▶ _Stated problem_: Can you retype every record below exactly as written?

▶ _Material to process_:
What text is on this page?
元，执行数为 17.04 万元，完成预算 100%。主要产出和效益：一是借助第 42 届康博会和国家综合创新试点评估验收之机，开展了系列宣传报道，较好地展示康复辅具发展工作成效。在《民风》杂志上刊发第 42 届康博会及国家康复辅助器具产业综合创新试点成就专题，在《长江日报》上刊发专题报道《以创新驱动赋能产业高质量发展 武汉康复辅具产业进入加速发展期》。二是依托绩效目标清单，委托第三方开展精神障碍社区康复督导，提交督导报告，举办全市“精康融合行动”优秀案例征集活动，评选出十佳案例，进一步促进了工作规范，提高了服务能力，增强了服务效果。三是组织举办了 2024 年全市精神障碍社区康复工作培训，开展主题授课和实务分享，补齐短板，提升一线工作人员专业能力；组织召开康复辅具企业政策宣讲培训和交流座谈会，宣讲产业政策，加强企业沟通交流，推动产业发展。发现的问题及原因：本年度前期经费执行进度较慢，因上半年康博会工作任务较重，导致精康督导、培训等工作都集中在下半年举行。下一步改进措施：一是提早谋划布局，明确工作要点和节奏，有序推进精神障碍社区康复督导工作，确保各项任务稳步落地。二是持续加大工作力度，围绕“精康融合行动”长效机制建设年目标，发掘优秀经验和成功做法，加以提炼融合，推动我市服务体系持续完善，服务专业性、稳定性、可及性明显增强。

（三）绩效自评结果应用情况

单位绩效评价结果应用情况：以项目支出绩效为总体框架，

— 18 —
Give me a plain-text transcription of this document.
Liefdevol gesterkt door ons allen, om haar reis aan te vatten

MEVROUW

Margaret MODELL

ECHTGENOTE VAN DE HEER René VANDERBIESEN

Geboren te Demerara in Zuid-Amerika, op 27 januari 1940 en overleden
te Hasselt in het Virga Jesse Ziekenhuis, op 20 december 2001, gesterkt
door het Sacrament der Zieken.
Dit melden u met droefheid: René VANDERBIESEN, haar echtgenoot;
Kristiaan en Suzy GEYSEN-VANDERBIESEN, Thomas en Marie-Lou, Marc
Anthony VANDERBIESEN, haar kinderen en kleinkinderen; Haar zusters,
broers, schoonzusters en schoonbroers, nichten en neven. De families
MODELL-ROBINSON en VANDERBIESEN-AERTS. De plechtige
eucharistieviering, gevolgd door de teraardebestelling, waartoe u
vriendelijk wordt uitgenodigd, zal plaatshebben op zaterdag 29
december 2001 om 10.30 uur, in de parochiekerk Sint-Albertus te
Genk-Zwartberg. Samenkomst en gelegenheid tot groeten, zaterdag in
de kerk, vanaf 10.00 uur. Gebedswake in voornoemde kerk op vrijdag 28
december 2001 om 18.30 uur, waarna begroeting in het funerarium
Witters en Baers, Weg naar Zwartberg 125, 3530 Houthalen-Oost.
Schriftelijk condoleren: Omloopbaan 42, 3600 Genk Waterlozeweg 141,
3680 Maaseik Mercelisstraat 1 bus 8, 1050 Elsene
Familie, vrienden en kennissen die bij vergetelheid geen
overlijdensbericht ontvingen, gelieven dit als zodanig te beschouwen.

▶ _Complete answer_:
What text is on this page?
元，执行数为 17.04 万元，完成预算 100%。主要产出和效益：一是借助第 42 届康博会和国家综合创新试点评估验收之机，开展了系列宣传报道，较好地展示康复辅具发展工作成效。在《民风》杂志上刊发第 42 届康博会及国家康复辅助器具产业综合创新试点成就专题，在《长江日报》上刊发专题报道《以创新驱动赋能产业高质量发展 武汉康复辅具产业进入加速发展期》。二是依托绩效目标清单，委托第三方开展精神障碍社区康复督导，提交督导报告，举办全市“精康融合行动”优秀案例征集活动，评选出十佳案例，进一步促进了工作规范，提高了服务能力，增强了服务效果。三是组织举办了 2024 年全市精神障碍社区康复工作培训，开展主题授课和实务分享，补齐短板，提升一线工作人员专业能力；组织召开康复辅具企业政策宣讲培训和交流座谈会，宣讲产业政策，加强企业沟通交流，推动产业发展。发现的问题及原因：本年度前期经费执行进度较慢，因上半年康博会工作任务较重，导致精康督导、培训等工作都集中在下半年举行。下一步改进措施：一是提早谋划布局，明确工作要点和节奏，有序推进精神障碍社区康复督导工作，确保各项任务稳步落地。二是持续加大工作力度，围绕“精康融合行动”长效机制建设年目标，发掘优秀经验和成功做法，加以提炼融合，推动我市服务体系持续完善，服务专业性、稳定性、可及性明显增强。

（三）绩效自评结果应用情况

单位绩效评价结果应用情况：以项目支出绩效为总体框架，

— 18 —
Give me a plain-text transcription of this document.
Liefdevol gesterkt door ons allen, om haar reis aan te vatten

MEVROUW

Margaret MODELL

ECHTGENOTE VAN DE HEER René VANDERBIESEN

Geboren te Demerara in Zuid-Amerika, op 27 januari 1940 en overleden
te Hasselt in het Virga Jesse Ziekenhuis, op 20 december 2001, gesterkt
door het Sacrament der Zieken.
Dit melden u met droefheid: René VANDERBIESEN, haar echtgenoot;
Kristiaan en Suzy GEYSEN-VANDERBIESEN, Thomas en Marie-Lou, Marc
Anthony VANDERBIESEN, haar kinderen en kleinkinderen; Haar zusters,
broers, schoonzusters en schoonbroers, nichten en neven. De families
MODELL-ROBINSON en VANDERBIESEN-AERTS. De plechtige
eucharistieviering, gevolgd door de teraardebestelling, waartoe u
vriendelijk wordt uitgenodigd, zal plaatshebben op zaterdag 29
december 2001 om 10.30 uur, in de parochiekerk Sint-Albertus te
Genk-Zwartberg. Samenkomst en gelegenheid tot groeten, zaterdag in
de kerk, vanaf 10.00 uur. Gebedswake in voornoemde kerk op vrijdag 28
december 2001 om 18.30 uur, waarna begroeting in het funerarium
Witters en Baers, Weg naar Zwartberg 125, 3530 Houthalen-Oost.
Schriftelijk condoleren: Omloopbaan 42, 3600 Genk Waterlozeweg 141,
3680 Maaseik Mercelisstraat 1 bus 8, 1050 Elsene
Familie, vrienden en kennissen die bij vergetelheid geen
overlijdensbericht ontvingen, gelieven dit als zodanig te beschouwen.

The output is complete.